◆ **DATA FOR PROCESSING**
-------------------------

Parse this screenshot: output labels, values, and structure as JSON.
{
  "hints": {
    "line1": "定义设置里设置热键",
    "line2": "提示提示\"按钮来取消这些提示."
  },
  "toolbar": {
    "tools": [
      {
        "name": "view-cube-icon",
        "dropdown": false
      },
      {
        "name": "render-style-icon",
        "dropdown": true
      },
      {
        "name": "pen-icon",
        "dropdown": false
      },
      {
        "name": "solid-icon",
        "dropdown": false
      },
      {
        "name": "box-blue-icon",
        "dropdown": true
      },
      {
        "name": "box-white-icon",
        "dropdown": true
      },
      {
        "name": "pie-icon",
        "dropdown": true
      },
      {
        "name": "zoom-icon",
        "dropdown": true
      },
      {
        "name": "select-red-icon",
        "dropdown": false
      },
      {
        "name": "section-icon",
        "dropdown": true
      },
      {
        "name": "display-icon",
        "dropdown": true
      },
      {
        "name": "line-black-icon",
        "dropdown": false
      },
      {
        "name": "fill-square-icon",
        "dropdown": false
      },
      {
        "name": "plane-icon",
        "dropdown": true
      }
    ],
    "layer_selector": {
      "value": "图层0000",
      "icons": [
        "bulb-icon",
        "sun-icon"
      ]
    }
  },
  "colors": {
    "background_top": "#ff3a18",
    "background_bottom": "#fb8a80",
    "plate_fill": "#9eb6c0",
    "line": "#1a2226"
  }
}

-------------------------

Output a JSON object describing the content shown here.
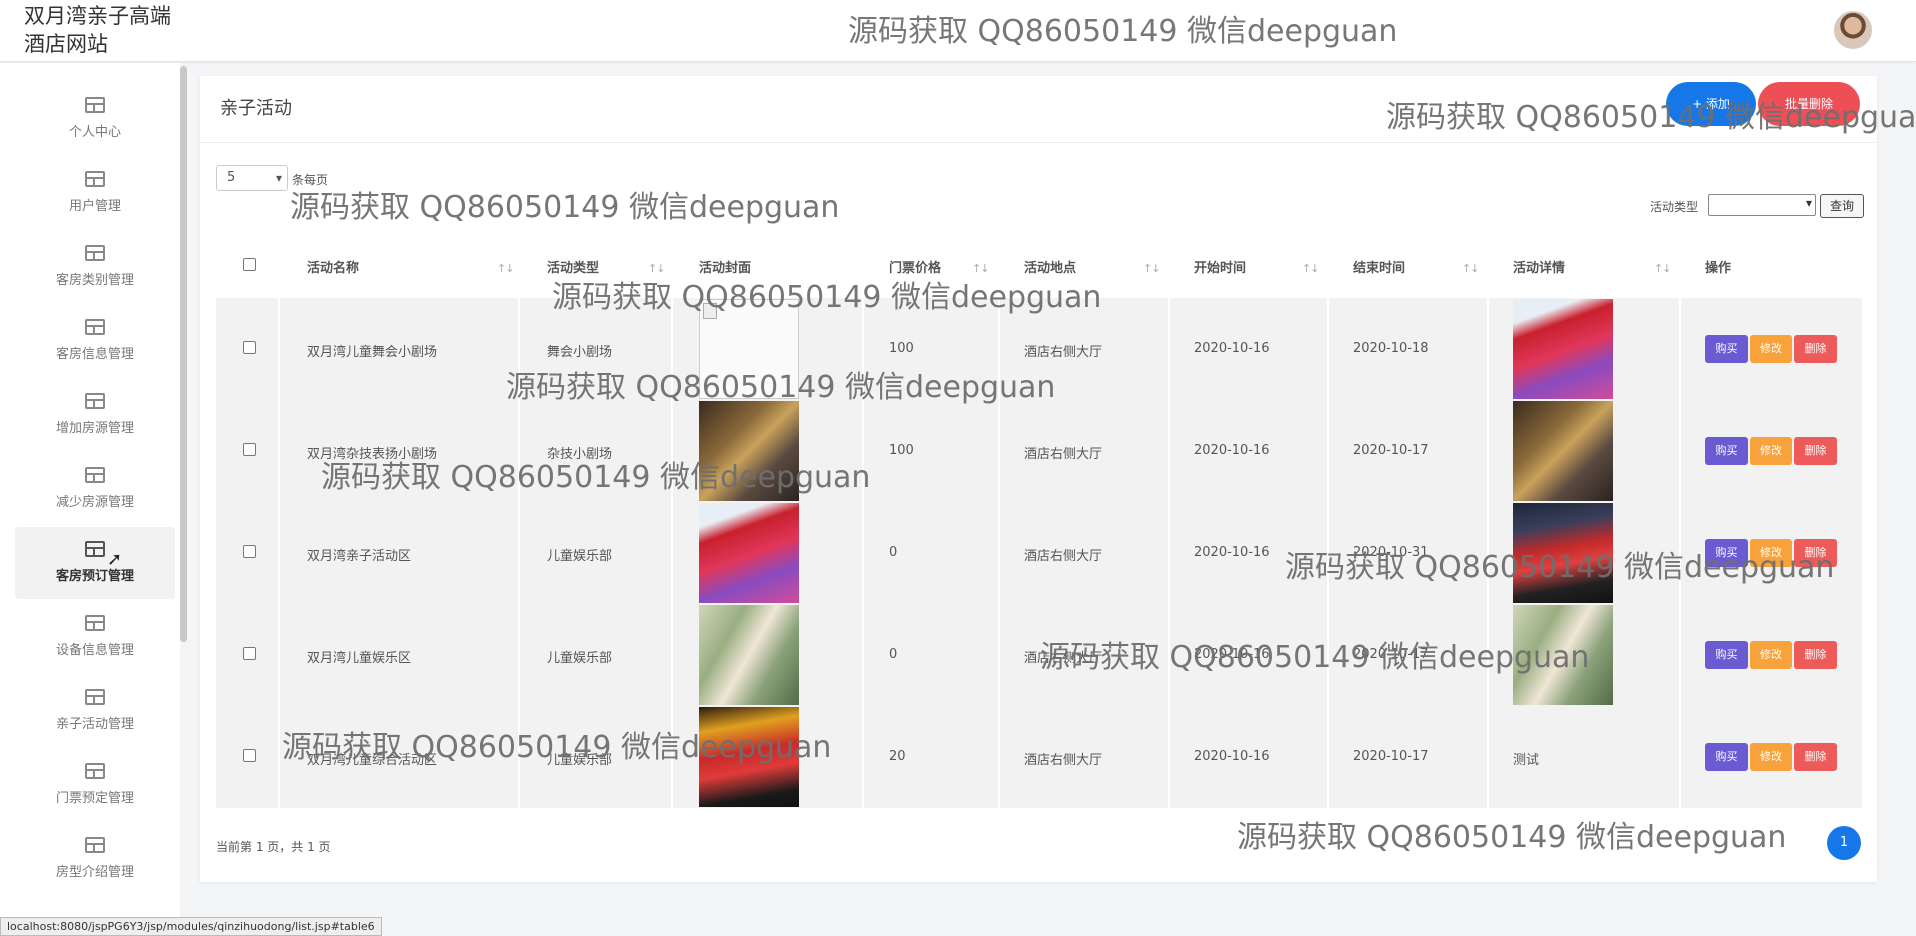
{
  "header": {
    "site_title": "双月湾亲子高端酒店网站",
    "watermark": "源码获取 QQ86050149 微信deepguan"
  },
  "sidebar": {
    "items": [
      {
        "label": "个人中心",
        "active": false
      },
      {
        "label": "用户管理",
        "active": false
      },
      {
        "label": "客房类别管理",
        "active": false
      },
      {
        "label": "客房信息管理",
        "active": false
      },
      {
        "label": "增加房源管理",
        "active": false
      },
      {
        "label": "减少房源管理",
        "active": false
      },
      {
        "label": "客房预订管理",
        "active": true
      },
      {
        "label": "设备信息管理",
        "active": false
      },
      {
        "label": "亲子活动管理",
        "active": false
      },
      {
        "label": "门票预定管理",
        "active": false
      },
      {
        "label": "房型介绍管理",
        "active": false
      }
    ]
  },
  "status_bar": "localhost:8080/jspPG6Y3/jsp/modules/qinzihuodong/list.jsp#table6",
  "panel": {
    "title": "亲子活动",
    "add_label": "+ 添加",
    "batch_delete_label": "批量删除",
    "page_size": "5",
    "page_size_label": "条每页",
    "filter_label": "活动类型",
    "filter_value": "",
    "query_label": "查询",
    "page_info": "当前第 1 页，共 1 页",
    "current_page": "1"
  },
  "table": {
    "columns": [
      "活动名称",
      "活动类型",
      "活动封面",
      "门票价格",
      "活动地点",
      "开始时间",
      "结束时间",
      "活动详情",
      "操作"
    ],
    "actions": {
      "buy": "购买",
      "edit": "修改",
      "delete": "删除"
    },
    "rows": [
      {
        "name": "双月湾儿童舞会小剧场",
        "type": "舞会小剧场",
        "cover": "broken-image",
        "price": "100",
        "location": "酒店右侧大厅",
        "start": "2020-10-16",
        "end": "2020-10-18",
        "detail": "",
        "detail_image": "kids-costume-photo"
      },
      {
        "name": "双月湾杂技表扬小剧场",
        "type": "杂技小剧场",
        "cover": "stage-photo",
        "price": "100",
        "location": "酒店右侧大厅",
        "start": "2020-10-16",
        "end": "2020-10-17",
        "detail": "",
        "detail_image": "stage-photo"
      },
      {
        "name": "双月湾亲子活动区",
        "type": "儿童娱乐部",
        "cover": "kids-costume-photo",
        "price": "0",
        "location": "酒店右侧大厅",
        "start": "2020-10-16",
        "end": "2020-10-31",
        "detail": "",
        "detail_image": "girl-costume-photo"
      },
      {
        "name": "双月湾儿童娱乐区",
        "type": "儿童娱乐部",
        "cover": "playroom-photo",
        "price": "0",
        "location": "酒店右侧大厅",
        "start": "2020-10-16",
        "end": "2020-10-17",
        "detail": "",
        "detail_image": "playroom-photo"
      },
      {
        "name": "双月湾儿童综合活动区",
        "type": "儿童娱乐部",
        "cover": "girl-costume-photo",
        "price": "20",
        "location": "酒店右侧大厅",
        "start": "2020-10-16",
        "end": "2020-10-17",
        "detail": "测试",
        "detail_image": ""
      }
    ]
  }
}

-------------------------

◆ **TO BE DONE**
From the data above, show each line that contains "girl".

◆ **EXERCISE RESPONSE**
        "detail_image": "girl-costume-photo"
        "cover": "girl-costume-photo",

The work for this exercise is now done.